> OBJECTIVE
Check every line below for the word "کامل" and show those that hold it.

A block of data
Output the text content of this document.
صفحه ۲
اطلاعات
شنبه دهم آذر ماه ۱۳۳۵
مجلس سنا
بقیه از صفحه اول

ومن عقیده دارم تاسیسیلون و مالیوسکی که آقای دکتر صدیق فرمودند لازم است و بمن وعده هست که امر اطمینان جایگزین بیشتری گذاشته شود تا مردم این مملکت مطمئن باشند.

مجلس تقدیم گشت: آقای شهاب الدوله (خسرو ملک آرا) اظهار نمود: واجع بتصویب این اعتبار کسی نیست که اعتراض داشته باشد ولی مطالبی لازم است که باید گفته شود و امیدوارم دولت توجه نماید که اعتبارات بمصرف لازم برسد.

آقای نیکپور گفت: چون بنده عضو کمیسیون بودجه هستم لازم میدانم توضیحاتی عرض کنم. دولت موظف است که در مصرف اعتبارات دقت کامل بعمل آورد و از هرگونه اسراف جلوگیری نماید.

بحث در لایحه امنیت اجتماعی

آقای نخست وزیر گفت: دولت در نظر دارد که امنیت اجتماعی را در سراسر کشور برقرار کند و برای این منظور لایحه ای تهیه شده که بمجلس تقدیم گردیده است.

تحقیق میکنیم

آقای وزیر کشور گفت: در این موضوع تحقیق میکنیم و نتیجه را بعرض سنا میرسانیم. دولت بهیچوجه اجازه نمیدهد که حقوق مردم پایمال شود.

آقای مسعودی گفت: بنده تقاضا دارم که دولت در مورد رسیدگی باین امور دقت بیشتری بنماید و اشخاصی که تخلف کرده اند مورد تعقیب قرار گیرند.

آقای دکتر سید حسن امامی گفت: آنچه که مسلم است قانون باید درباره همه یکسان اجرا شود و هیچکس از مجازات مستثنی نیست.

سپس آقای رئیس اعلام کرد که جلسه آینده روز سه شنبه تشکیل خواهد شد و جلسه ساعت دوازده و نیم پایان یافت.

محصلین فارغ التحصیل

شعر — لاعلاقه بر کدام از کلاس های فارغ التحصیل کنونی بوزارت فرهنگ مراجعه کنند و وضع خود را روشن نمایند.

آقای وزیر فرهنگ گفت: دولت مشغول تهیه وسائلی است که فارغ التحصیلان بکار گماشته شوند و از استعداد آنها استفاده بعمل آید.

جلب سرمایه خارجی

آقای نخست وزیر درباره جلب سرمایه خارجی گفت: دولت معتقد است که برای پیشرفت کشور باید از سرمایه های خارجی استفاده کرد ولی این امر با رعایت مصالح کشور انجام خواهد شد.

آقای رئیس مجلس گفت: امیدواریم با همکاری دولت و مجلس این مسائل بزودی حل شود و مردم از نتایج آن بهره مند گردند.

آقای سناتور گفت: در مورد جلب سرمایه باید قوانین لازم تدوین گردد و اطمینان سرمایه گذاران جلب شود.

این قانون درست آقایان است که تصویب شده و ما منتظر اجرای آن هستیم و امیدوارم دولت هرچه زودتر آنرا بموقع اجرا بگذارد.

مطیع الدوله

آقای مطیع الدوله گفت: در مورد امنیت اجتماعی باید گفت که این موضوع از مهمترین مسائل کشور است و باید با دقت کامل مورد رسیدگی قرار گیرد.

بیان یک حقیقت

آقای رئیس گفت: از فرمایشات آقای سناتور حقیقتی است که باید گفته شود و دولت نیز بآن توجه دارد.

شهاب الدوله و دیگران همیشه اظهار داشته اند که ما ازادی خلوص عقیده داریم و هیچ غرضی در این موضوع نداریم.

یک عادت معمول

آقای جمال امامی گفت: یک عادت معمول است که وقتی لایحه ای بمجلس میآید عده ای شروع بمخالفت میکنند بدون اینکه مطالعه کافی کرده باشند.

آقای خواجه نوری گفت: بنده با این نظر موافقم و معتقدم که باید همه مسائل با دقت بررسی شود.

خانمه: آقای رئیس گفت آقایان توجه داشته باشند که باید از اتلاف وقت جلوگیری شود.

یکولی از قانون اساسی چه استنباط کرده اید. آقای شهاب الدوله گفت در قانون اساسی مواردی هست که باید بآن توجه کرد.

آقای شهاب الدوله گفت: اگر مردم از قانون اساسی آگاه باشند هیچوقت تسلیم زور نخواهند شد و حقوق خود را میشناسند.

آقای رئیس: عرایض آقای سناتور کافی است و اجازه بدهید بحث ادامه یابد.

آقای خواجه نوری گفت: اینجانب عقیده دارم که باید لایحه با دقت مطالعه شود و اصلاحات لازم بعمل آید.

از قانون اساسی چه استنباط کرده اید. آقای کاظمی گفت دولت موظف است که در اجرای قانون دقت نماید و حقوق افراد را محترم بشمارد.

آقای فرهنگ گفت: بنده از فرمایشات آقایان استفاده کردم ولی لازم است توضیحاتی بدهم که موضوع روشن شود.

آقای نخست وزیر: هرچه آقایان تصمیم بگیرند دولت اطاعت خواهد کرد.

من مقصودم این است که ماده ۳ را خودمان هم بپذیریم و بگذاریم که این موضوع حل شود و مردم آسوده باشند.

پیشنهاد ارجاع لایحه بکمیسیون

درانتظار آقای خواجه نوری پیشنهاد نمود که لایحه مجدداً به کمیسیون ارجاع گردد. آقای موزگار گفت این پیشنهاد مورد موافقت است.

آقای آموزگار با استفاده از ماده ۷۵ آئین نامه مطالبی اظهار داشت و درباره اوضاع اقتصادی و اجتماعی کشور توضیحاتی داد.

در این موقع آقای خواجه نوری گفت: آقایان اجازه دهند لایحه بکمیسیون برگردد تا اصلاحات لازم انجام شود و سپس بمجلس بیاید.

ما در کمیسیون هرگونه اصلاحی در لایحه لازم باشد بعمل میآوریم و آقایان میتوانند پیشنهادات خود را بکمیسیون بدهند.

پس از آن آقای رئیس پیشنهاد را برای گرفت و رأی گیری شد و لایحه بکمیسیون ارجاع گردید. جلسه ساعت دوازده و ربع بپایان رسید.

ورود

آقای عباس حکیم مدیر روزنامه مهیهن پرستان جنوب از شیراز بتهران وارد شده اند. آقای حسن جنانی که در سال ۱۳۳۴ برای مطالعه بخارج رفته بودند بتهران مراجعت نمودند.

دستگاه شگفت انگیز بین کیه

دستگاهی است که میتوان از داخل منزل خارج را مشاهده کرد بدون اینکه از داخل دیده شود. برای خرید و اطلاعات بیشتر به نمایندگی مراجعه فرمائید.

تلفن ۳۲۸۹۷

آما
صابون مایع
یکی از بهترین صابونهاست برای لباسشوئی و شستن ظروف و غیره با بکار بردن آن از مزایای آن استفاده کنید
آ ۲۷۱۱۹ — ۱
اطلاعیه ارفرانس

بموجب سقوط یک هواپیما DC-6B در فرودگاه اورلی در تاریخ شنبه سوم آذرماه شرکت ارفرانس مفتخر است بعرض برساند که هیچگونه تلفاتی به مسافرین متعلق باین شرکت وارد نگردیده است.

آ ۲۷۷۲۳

==

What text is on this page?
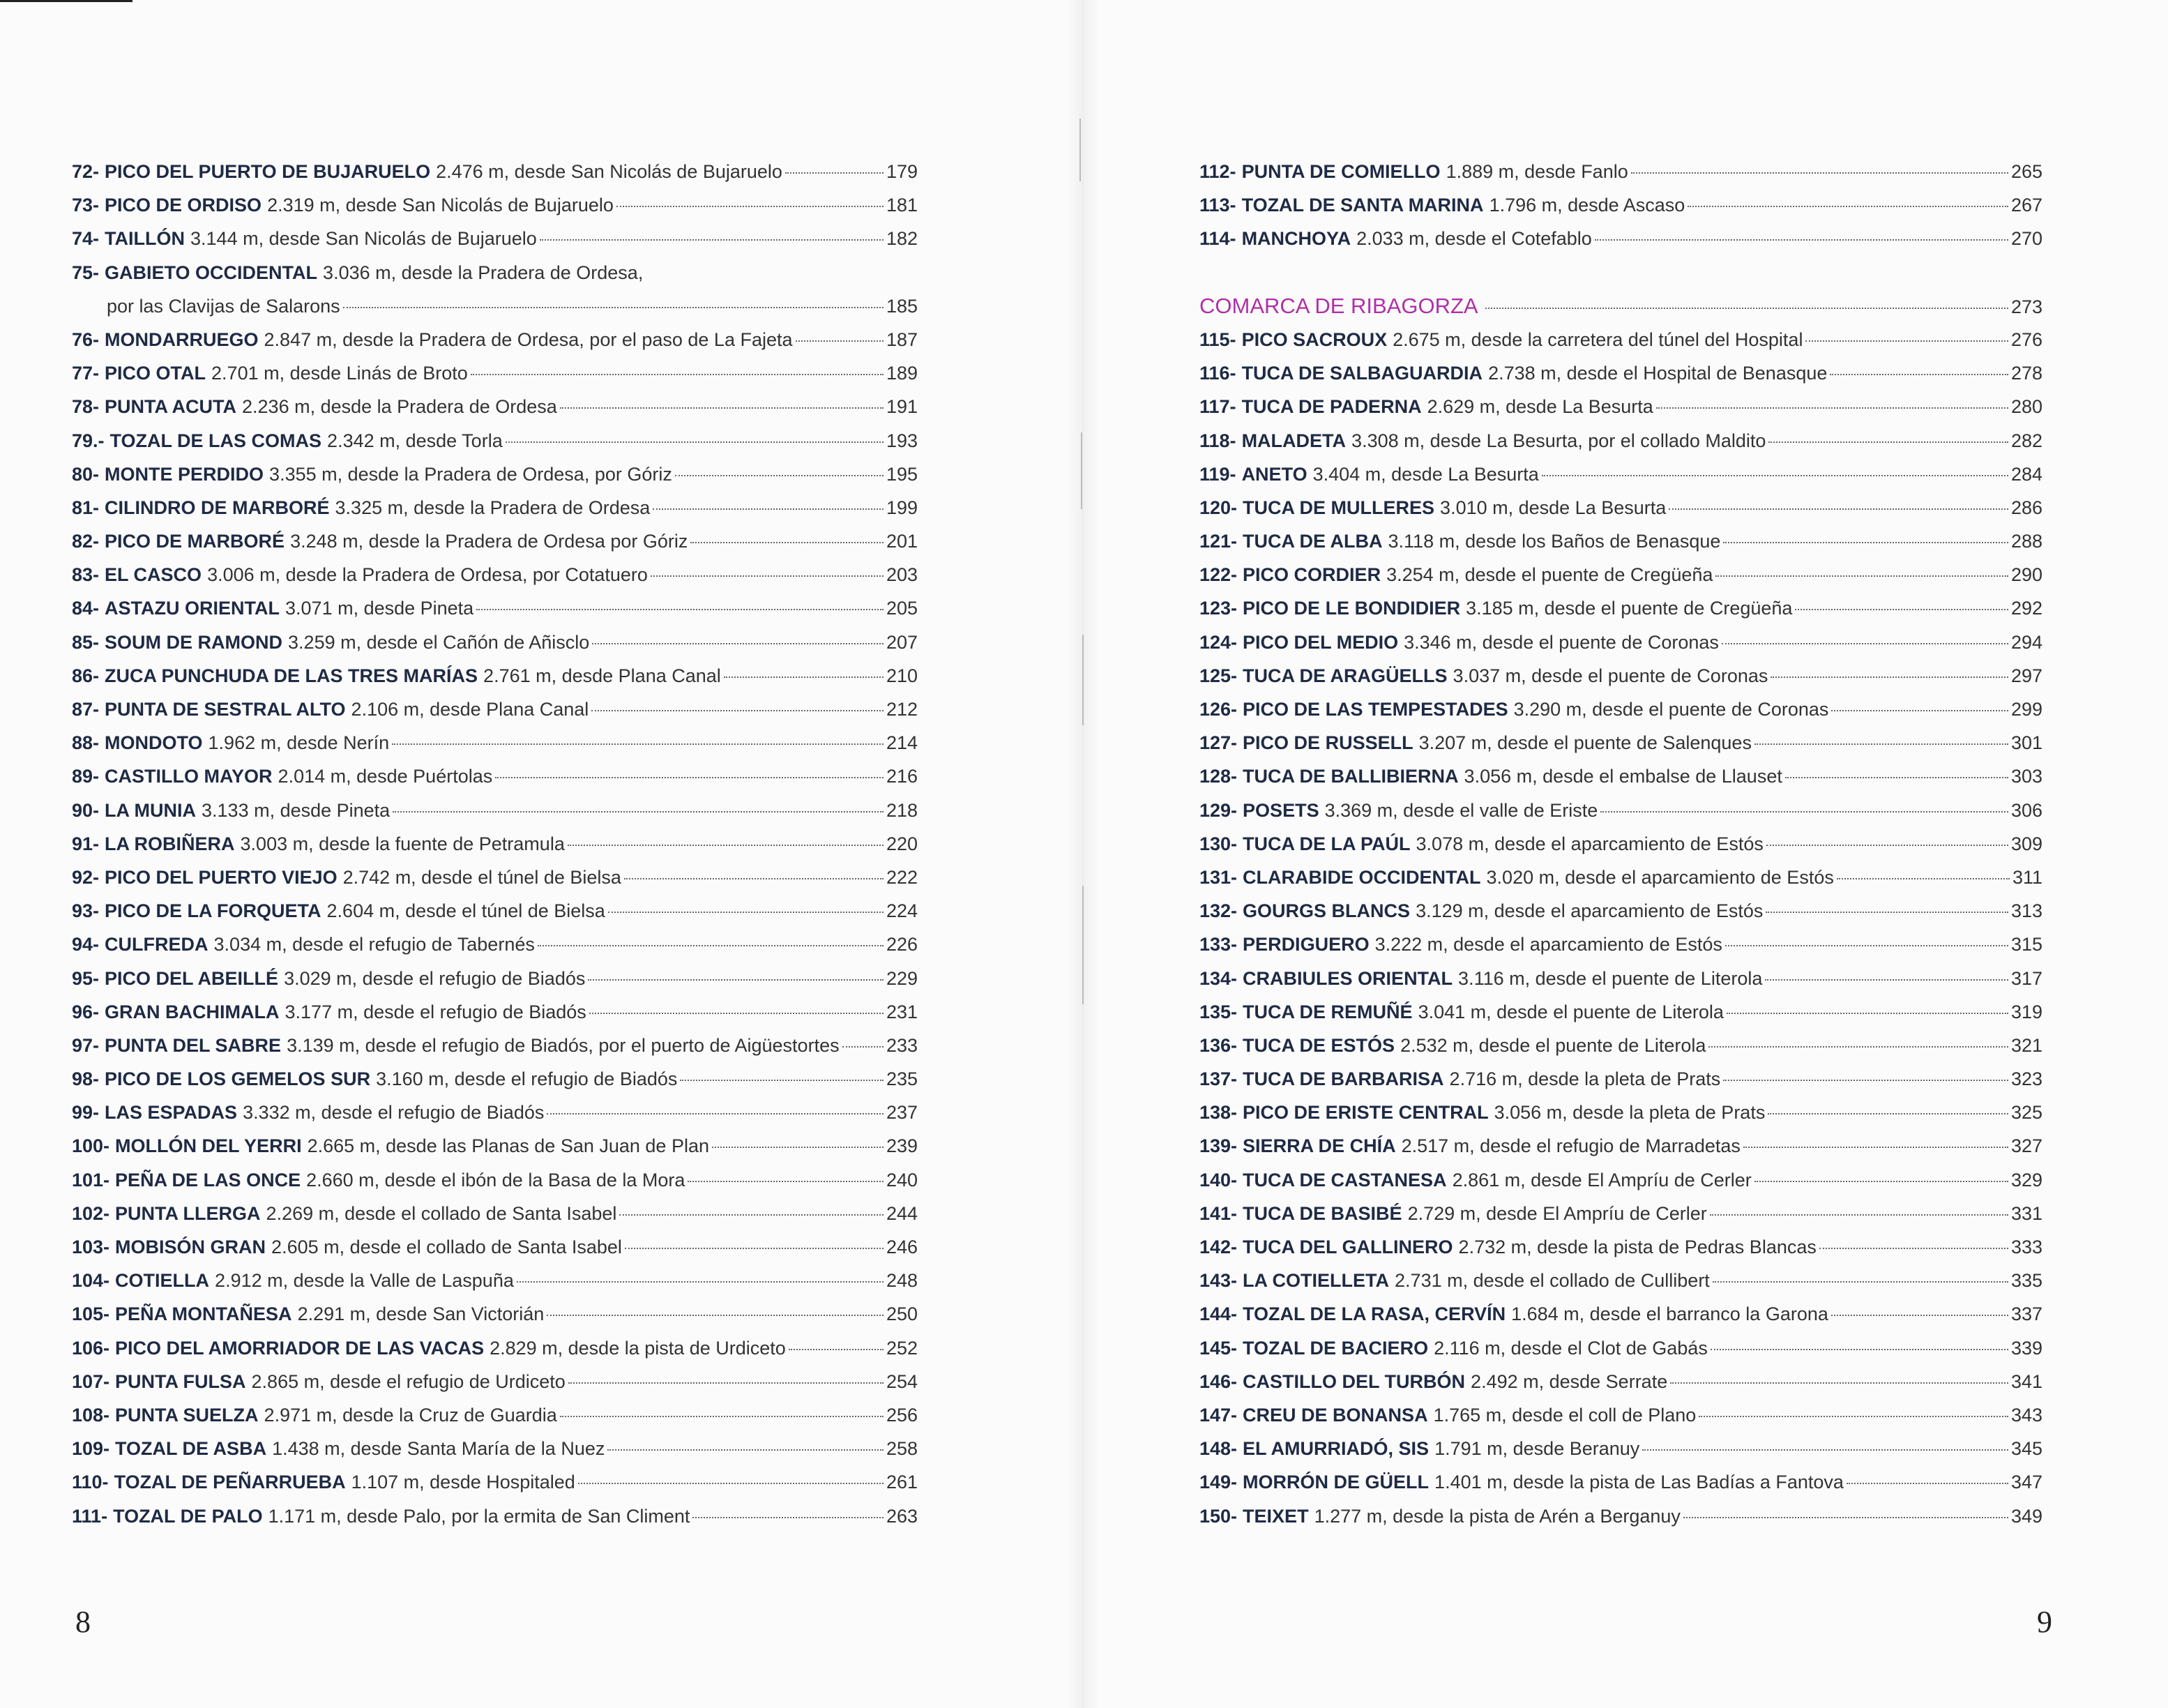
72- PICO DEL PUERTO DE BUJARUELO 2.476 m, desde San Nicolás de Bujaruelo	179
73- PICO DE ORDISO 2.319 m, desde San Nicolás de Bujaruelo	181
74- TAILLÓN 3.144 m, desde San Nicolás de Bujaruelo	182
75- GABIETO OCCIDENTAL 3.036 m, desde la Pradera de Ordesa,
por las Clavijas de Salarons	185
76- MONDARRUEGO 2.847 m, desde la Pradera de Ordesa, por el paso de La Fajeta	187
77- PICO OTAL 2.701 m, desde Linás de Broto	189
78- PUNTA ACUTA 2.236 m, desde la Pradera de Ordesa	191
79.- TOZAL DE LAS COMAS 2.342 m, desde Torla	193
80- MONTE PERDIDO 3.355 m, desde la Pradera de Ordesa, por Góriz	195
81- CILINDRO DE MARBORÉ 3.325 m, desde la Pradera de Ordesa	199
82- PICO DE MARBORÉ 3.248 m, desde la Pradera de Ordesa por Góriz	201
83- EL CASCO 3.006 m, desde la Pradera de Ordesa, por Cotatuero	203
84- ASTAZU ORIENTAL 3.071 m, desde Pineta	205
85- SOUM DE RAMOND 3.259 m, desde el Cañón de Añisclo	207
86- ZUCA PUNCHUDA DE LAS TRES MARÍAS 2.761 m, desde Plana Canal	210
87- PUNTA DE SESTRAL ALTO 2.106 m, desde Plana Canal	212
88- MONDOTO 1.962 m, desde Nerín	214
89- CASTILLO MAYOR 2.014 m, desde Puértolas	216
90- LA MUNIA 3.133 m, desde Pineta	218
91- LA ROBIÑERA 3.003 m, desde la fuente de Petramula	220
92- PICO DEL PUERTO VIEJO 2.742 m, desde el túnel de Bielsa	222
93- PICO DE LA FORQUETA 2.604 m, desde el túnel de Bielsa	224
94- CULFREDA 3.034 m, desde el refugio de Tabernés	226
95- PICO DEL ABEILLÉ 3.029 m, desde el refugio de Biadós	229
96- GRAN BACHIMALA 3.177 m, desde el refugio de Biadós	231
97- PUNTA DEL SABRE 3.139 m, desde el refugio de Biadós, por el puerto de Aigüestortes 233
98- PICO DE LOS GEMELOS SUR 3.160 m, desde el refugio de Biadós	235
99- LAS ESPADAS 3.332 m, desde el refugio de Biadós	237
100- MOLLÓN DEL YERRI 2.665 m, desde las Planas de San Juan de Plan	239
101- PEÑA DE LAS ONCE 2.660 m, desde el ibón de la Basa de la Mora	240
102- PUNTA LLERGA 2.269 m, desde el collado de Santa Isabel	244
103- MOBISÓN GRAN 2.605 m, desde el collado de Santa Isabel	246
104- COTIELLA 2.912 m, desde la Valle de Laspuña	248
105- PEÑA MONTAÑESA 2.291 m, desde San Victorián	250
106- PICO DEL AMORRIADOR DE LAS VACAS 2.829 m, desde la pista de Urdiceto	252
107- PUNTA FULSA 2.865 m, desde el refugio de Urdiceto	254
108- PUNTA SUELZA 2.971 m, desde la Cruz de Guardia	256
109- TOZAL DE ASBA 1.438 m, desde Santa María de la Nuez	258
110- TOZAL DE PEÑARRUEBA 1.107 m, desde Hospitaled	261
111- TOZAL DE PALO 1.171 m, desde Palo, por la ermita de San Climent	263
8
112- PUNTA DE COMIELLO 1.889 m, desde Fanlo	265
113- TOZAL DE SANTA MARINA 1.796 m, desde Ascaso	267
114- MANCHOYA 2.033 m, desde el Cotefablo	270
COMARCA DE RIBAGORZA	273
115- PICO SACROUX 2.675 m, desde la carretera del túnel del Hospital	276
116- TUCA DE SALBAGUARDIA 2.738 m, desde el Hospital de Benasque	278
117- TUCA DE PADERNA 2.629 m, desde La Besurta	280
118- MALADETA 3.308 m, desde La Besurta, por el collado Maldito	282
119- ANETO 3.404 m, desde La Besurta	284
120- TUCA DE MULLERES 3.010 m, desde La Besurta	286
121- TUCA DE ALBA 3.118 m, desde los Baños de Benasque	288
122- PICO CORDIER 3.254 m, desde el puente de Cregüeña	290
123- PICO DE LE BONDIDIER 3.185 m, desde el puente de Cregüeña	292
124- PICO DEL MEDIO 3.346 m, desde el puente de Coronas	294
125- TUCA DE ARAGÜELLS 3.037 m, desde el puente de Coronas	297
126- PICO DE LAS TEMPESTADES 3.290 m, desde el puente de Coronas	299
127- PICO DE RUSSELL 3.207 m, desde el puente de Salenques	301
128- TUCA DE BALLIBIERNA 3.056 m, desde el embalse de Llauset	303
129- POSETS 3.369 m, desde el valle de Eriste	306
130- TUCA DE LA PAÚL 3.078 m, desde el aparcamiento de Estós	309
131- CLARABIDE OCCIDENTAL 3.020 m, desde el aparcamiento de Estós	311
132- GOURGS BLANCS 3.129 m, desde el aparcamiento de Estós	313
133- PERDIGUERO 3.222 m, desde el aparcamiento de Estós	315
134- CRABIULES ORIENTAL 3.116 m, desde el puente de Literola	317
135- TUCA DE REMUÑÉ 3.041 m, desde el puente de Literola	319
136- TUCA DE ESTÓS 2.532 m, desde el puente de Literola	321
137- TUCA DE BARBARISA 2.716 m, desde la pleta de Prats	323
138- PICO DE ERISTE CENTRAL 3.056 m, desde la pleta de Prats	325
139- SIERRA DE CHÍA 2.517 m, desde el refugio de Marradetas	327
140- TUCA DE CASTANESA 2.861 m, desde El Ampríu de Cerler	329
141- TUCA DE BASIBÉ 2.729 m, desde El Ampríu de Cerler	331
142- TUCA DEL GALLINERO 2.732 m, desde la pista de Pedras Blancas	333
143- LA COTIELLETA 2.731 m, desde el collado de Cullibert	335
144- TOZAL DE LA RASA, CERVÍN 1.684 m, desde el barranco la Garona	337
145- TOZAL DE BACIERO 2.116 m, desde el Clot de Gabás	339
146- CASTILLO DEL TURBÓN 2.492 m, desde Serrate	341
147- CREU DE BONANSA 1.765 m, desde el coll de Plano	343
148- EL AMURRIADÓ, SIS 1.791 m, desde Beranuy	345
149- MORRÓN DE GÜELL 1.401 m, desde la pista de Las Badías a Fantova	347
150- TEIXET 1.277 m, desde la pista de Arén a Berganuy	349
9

> REPLY
آقای نیکپور گفت: چون بنده عضو کمیسیون بودجه هستم لازم میدانم توضیحاتی عرض کنم. دولت موظف است که در مصرف اعتبارات دقت کامل بعمل آورد و از هرگونه اسراف جلوگیری نماید.
آقای مطیع الدوله گفت: در مورد امنیت اجتماعی باید گفت که این موضوع از مهمترین مسائل کشور است و باید با دقت کامل مورد رسیدگی قرار گیرد.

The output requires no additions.